(Work required) In the forum discussion below, copy the passage from "The women's rights'" to "should rightfully be.", changing "schools" to "universities".

Seriously. I'm begging you ALL, as a member not as a mod, just fucking stop ruining this thread that had potential and that some of us are trying to have a grownup discussion in.
Ivy, while I understand your sentiment, ^^this is part of the problem. In a discussion where things are actually being discussed, you don't get to pick and choose what aspects of a topic are off limits. Maybe in a formal debate, but not in most threads. Telling people to "shut up" - however indirectly - is just as toxic if not more so than whatever topic you want to avoid.
From a cultural standpoint...
the poor classes have always had it shitty. the men in those classes enjoyed little more rights than their wives and daughters, and in some regards, they were even less advantaged and more disposable.
The women's rights' movements were largely beneficial, but what went wrong was that men kind of got left behind as progress happened. Now they're continually falling behind in both school and professional scenarios--it isn't really all that obvious yet, but give it another several decades. Now, as far as the powerful classes are concerned, women are still a minority in the halls of power, however they have made many inroads and we're gradually seeing more and more take their rightful places in those classes. However, with our schools in fact favoring females by design, we're going to see the scale tipping the other way rather than coming to a balance, as it should rightfully be.
So men might not be outright thinking, "ohhh feminism and gender politics have driven me to blow my brains out," but the conditions in our society may certainly be at least partly to blame for an increase in male suicide rates.
Am I blaming women? No. I'm just trying to recognize the trends in society that may explain the increase in male suicide rates.

(Entries provided)

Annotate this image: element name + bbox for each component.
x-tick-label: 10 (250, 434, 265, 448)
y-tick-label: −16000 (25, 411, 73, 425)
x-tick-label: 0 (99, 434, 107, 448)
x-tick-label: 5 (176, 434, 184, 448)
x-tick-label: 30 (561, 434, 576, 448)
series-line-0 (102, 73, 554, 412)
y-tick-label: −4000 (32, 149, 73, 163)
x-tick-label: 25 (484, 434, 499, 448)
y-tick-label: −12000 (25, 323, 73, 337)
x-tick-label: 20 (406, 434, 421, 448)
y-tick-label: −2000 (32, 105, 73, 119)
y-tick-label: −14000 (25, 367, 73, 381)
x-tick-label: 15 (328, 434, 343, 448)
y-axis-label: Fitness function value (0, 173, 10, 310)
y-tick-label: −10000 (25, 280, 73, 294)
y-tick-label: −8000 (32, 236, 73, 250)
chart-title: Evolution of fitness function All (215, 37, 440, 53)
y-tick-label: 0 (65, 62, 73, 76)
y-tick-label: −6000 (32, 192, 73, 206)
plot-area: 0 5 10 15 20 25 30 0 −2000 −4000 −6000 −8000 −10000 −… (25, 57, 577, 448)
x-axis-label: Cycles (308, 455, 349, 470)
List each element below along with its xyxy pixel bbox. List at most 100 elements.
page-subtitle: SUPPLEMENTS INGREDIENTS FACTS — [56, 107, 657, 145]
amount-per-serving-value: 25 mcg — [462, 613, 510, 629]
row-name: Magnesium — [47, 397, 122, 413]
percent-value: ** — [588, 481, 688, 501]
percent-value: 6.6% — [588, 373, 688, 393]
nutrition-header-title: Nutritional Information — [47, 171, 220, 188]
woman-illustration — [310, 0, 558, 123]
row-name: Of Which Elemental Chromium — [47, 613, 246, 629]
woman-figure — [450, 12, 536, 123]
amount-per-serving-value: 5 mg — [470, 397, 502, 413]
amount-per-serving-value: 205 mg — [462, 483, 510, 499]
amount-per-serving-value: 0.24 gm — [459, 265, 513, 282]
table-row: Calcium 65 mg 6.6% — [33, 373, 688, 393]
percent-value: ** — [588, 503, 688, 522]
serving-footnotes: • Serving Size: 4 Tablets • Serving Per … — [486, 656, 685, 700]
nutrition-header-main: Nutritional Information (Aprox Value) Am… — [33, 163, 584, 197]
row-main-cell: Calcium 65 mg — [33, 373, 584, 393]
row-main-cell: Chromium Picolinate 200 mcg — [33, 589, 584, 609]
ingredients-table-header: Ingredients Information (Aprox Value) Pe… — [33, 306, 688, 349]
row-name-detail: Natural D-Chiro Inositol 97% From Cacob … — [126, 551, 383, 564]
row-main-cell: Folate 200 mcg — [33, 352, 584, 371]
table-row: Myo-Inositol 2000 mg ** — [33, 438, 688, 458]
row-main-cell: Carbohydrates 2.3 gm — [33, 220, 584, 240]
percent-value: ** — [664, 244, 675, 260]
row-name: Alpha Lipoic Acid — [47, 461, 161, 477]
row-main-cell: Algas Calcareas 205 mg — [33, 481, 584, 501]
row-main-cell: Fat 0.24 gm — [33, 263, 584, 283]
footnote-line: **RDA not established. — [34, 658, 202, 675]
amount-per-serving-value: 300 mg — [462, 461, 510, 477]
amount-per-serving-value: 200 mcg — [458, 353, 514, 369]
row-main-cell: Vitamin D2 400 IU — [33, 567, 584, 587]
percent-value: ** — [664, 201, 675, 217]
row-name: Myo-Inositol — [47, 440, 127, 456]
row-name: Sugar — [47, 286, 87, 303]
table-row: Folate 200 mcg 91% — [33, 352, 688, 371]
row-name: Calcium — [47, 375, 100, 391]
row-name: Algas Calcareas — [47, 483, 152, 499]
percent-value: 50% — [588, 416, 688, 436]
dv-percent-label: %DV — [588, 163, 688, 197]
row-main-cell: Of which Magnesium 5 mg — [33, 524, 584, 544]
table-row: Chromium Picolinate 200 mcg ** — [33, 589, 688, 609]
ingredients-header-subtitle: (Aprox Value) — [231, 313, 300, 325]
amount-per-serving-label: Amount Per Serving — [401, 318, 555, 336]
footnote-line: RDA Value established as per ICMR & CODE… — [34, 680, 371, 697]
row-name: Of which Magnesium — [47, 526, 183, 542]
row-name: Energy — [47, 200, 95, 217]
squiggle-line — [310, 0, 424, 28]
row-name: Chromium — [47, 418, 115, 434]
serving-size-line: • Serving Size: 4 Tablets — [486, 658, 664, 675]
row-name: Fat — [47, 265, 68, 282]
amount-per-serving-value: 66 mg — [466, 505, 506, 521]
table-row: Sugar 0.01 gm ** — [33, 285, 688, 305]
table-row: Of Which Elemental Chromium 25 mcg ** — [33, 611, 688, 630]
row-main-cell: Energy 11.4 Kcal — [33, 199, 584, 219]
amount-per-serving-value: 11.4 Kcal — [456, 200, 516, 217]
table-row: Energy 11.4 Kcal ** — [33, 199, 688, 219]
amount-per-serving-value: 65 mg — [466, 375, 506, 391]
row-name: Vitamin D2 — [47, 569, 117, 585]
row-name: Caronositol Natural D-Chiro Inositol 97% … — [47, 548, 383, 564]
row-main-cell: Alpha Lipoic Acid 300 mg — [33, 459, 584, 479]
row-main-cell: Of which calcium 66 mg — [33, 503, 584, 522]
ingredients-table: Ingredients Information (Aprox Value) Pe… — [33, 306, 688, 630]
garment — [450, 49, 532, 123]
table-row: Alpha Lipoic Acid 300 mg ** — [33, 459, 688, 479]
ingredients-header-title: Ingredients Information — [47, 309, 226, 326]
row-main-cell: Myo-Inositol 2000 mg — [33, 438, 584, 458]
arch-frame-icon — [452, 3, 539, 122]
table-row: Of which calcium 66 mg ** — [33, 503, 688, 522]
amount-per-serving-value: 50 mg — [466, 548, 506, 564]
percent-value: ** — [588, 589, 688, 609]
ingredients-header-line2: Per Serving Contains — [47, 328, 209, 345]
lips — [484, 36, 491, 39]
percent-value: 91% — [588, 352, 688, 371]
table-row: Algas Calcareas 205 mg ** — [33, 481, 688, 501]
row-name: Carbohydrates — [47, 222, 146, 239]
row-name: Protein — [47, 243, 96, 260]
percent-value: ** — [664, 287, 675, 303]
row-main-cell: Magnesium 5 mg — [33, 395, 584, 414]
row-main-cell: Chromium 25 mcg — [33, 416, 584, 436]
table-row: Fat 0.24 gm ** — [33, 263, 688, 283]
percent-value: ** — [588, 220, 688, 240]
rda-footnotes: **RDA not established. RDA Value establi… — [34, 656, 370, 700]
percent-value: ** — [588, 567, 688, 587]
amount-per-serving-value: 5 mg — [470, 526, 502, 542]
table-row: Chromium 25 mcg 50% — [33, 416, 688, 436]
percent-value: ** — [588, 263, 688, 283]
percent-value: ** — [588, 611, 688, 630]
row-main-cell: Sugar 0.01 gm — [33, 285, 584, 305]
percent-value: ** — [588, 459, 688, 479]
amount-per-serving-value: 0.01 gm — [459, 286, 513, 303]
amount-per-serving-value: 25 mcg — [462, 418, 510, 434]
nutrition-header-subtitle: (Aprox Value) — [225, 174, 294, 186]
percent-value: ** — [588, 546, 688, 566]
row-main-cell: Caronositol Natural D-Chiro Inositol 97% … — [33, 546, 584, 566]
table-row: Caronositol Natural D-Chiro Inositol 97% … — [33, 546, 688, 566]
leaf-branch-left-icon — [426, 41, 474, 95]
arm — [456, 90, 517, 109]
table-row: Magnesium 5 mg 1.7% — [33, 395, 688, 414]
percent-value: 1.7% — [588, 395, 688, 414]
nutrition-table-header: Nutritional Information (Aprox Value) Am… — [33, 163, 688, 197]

(Answer box)
The women's rights' movements were largely beneficial, but what went wrong was that men kind of got left behind as progress happened. Now they're continually falling behind in both school and professional scenarios--it isn't really all that obvious yet, but give it another several decades. Now, as far as the powerful classes are concerned, women are still a minority in the halls of power, however they have made many inroads and we're gradually seeing more and more take their rightful places in those classes. However, with our universities in fact favoring females by design, we're going to see the scale tipping the other way rather than coming to a balance, as it should rightfully be.